To do — Below are records. Copy every line with "screenshot" in it.

A block of data —
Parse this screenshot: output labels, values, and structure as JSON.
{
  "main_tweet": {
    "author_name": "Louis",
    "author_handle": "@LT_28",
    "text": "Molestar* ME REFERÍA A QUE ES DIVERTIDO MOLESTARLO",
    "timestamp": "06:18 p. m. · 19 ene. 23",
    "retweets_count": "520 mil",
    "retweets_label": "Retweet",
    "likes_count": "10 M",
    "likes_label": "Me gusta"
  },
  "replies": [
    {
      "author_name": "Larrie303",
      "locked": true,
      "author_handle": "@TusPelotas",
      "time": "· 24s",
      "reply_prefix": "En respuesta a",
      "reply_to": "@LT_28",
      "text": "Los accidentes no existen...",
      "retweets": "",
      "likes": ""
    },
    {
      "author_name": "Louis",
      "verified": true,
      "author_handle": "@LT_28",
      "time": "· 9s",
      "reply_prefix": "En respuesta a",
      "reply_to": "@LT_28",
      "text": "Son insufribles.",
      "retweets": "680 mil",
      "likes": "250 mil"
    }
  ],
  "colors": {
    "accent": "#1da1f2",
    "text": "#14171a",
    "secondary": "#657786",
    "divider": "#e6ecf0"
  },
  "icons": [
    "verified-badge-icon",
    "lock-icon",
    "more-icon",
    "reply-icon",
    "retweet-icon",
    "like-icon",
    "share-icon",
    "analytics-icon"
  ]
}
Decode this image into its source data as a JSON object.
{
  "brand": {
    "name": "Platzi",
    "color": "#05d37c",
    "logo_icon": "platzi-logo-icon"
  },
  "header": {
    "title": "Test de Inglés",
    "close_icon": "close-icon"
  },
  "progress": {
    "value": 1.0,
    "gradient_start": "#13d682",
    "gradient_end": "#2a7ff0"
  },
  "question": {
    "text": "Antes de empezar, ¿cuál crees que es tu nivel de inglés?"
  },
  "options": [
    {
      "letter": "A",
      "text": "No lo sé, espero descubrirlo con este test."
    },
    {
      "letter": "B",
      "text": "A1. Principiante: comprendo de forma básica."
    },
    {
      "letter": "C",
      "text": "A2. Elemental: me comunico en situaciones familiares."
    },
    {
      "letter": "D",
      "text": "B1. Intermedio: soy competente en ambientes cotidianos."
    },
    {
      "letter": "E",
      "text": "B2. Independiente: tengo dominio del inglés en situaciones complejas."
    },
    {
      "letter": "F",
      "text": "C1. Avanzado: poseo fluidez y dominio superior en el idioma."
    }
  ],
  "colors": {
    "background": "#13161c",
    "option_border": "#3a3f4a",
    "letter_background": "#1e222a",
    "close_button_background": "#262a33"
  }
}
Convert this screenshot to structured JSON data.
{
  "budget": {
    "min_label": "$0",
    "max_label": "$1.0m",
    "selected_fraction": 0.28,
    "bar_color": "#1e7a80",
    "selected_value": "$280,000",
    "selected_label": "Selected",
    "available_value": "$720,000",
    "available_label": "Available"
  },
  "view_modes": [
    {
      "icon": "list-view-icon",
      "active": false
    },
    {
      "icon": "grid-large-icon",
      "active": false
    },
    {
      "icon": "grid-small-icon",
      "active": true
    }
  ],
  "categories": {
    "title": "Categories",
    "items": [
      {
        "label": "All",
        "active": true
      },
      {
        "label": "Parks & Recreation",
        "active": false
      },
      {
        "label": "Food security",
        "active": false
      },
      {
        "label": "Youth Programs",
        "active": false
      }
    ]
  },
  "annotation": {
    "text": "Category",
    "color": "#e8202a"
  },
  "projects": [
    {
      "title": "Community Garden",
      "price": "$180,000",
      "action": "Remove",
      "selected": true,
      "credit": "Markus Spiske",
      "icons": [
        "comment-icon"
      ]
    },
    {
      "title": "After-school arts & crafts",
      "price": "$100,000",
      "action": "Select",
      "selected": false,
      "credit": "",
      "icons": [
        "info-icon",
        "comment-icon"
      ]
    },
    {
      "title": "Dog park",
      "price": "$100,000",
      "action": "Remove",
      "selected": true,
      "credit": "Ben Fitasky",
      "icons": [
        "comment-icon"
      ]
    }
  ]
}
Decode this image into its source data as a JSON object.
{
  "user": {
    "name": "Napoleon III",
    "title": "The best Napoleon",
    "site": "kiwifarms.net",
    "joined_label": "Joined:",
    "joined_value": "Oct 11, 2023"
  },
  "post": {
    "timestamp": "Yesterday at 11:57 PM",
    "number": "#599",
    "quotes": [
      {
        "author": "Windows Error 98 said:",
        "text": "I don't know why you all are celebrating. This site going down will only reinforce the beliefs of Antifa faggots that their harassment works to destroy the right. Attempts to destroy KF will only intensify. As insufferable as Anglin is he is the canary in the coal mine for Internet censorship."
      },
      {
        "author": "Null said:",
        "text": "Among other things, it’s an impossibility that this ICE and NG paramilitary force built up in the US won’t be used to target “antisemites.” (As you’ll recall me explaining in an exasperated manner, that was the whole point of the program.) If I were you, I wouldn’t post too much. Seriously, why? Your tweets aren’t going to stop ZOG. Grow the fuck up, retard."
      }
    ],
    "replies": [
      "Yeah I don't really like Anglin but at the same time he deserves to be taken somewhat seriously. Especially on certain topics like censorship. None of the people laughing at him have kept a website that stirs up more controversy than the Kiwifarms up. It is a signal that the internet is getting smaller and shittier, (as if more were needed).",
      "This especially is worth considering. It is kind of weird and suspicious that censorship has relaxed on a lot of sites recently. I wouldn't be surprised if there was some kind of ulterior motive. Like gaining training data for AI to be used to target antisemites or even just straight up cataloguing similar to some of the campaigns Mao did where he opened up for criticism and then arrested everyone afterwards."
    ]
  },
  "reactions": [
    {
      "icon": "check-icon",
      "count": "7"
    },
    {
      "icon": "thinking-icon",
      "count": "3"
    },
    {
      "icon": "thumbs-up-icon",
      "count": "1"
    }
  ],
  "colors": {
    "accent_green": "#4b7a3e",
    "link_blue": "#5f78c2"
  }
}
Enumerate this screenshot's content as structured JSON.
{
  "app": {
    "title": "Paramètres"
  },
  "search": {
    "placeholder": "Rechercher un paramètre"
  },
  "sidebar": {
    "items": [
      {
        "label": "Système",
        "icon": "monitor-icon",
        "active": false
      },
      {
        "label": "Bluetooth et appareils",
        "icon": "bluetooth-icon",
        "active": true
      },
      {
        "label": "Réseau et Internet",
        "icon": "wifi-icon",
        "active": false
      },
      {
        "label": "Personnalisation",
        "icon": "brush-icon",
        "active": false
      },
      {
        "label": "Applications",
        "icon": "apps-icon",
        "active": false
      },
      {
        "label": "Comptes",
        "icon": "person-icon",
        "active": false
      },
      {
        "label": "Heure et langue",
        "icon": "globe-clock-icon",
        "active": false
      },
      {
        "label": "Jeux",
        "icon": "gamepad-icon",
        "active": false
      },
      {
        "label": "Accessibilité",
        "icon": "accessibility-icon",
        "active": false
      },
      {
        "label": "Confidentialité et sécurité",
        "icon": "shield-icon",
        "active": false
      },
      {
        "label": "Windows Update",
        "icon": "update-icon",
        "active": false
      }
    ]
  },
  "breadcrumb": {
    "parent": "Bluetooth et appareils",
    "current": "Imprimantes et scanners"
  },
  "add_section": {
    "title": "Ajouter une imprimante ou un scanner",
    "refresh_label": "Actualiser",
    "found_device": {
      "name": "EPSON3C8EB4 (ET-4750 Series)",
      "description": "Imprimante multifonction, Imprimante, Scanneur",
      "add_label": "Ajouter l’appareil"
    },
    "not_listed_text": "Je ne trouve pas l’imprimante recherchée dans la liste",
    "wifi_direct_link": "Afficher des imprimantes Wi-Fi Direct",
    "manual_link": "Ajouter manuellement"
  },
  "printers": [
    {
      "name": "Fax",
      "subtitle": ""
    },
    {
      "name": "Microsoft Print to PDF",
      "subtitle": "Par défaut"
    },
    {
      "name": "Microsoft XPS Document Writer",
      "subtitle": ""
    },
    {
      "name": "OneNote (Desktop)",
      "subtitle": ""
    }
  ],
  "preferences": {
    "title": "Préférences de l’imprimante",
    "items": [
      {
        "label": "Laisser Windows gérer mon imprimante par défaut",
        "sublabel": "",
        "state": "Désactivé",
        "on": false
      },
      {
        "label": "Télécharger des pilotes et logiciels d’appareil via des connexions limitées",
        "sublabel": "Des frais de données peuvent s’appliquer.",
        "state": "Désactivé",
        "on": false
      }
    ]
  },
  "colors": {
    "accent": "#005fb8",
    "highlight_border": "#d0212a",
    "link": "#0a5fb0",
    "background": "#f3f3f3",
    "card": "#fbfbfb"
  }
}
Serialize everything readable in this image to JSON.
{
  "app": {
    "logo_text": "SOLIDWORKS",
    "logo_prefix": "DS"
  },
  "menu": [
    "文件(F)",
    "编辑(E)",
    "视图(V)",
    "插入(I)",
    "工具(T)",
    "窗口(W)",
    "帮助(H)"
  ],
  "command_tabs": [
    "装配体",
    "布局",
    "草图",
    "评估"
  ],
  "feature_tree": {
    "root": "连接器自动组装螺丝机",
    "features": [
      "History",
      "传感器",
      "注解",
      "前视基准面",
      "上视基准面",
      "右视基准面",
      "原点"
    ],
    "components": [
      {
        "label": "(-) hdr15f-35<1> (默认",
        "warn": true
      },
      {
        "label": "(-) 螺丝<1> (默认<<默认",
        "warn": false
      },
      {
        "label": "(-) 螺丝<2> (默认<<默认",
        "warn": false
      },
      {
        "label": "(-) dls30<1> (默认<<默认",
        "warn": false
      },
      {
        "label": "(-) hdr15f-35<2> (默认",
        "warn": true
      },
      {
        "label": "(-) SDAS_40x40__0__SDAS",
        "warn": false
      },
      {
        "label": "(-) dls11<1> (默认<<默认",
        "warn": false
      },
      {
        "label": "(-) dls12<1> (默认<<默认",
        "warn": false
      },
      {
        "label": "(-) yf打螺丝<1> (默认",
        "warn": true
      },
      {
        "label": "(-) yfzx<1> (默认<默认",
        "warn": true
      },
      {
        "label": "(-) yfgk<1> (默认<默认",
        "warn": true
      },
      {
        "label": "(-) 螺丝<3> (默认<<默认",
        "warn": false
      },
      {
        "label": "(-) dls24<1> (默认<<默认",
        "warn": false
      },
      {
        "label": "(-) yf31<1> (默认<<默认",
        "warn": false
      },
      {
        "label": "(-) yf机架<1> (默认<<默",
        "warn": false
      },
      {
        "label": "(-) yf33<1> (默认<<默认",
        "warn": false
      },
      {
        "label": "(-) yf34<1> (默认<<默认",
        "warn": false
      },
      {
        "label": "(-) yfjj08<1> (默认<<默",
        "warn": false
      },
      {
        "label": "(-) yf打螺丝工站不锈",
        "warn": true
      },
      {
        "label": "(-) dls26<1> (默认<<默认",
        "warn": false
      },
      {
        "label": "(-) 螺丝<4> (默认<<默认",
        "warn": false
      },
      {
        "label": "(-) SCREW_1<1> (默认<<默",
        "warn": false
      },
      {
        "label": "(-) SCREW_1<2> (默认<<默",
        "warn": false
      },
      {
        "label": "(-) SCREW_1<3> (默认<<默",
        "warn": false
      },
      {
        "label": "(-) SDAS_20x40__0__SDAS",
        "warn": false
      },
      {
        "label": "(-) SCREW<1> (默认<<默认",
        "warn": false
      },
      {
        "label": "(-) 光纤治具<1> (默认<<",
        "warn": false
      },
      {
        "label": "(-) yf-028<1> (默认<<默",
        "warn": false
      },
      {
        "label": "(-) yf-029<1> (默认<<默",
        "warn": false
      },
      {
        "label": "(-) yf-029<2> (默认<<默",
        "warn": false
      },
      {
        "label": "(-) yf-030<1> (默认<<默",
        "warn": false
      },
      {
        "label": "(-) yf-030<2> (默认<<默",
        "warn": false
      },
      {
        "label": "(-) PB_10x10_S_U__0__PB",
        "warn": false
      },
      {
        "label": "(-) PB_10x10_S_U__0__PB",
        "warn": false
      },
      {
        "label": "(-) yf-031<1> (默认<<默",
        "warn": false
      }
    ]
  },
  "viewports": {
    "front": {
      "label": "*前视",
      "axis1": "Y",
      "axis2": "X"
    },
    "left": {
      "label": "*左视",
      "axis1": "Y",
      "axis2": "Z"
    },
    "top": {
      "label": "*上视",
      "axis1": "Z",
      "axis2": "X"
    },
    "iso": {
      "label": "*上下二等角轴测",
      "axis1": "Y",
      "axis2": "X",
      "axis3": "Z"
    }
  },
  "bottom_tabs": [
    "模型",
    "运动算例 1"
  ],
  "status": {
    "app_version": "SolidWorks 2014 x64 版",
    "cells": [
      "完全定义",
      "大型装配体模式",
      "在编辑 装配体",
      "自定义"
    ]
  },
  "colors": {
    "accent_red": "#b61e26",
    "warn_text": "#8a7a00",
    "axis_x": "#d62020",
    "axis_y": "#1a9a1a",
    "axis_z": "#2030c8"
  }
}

Exercise output —
Parse this screenshot: output labels, values, and structure as JSON.
Convert this screenshot to structured JSON data.
Enumerate this screenshot's content as structured JSON.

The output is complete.